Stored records
+-------+

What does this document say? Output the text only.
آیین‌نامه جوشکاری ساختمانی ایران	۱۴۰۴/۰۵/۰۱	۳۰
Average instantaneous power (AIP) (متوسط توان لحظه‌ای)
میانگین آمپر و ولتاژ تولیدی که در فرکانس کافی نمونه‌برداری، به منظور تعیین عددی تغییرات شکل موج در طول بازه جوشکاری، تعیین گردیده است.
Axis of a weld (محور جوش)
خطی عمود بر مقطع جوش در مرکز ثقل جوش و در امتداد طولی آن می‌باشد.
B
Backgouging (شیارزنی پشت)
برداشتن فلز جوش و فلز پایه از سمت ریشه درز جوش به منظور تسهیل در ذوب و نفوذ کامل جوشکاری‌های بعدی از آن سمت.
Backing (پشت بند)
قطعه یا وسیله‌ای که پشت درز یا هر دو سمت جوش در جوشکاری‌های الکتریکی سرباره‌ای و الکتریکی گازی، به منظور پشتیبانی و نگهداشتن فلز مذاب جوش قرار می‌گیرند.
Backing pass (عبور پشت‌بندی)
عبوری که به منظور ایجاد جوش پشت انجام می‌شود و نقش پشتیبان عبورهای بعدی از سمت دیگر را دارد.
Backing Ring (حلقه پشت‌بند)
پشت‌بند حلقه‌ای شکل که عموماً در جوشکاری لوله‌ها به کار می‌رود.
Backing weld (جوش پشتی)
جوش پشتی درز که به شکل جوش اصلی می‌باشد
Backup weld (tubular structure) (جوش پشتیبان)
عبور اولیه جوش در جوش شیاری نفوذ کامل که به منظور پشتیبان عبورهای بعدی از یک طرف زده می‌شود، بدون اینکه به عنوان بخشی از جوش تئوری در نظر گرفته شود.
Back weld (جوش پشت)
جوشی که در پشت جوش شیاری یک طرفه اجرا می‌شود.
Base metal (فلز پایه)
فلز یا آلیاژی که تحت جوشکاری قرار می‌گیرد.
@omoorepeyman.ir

+-------+

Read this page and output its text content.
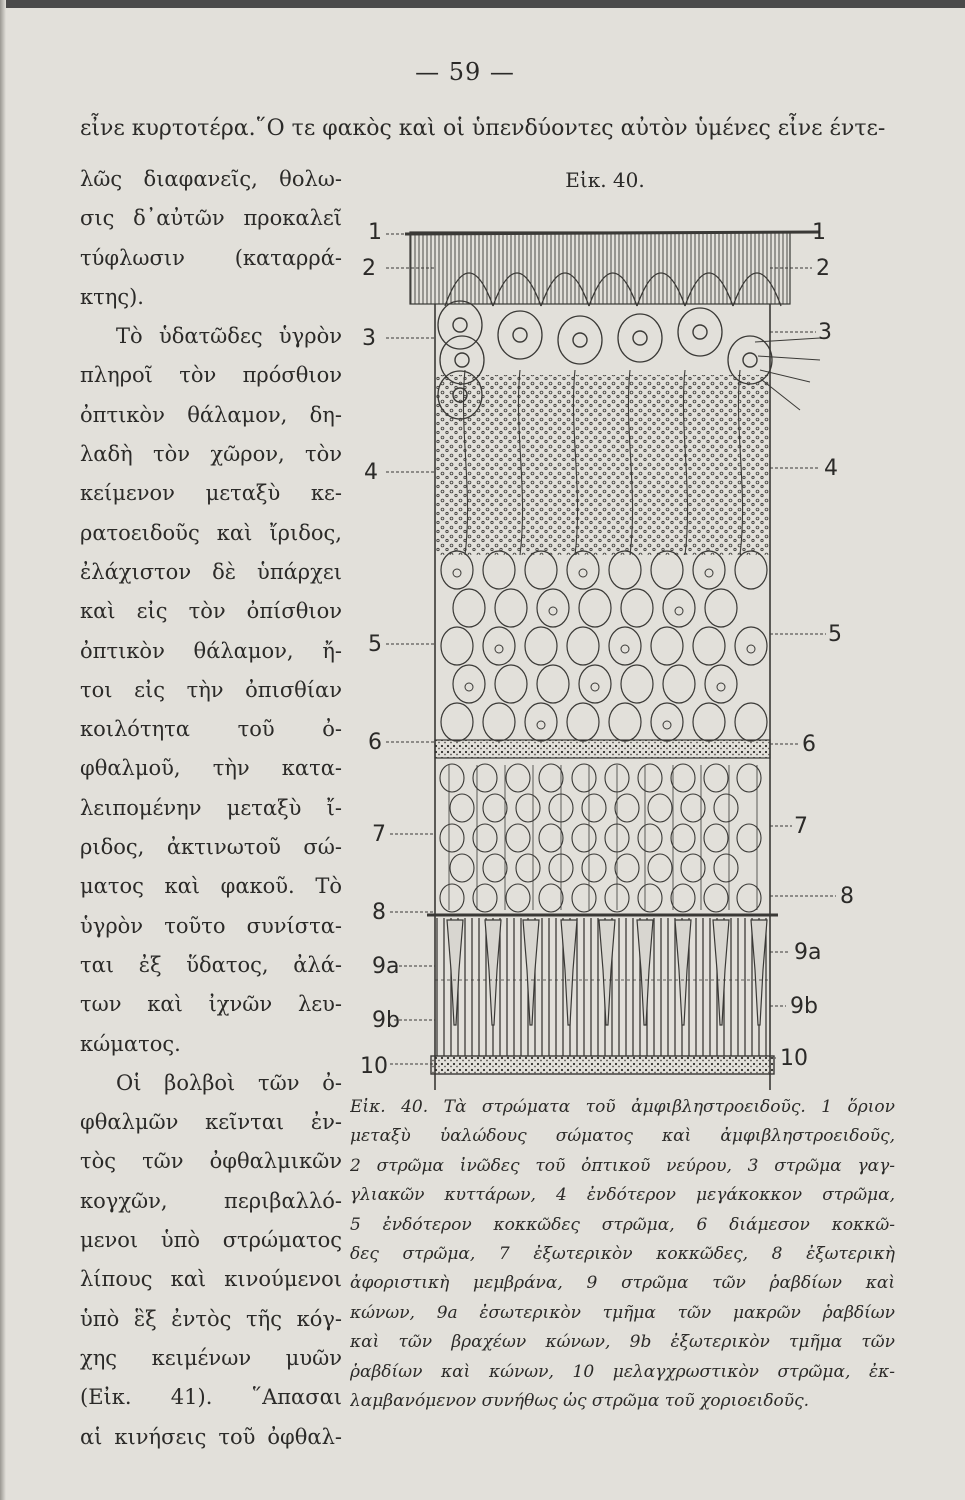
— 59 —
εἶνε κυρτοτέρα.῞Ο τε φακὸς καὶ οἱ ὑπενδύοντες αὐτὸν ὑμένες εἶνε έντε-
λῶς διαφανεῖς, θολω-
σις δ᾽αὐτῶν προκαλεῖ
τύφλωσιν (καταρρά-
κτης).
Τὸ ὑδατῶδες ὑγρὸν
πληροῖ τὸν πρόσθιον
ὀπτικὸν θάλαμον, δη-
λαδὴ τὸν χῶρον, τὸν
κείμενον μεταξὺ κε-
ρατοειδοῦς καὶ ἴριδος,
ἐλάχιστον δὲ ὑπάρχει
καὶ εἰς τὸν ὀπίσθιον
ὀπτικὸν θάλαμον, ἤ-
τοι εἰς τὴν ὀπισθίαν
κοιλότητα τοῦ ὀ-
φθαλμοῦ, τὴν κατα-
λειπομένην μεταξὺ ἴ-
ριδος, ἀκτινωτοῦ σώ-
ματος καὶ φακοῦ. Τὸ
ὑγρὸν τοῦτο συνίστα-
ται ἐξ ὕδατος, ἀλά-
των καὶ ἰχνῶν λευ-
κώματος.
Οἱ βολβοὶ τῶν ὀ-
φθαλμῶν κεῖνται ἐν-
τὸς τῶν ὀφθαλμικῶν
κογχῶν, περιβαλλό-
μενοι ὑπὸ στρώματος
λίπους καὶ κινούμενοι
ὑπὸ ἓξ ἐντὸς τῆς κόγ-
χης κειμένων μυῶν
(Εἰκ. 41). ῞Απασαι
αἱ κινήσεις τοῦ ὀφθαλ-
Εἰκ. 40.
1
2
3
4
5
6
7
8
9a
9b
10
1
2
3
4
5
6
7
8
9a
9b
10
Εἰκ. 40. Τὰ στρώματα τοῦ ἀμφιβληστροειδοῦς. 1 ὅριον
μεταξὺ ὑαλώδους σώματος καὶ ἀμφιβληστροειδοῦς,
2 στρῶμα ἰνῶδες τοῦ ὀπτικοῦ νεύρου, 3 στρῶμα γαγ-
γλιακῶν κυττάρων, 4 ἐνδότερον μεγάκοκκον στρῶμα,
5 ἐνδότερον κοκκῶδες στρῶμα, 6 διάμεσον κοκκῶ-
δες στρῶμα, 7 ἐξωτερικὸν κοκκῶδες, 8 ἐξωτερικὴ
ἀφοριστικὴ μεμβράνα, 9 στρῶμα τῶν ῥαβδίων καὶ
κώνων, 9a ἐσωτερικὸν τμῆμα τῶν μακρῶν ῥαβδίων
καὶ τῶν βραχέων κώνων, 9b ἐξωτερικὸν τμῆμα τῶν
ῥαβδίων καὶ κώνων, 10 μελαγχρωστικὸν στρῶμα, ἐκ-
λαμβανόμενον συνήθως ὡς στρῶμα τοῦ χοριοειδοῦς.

+-------+

## What is required:
Gather each line of the records holding the string "text".

## The completed task:
What does this document say? Output the text only.
Read this page and output its text content.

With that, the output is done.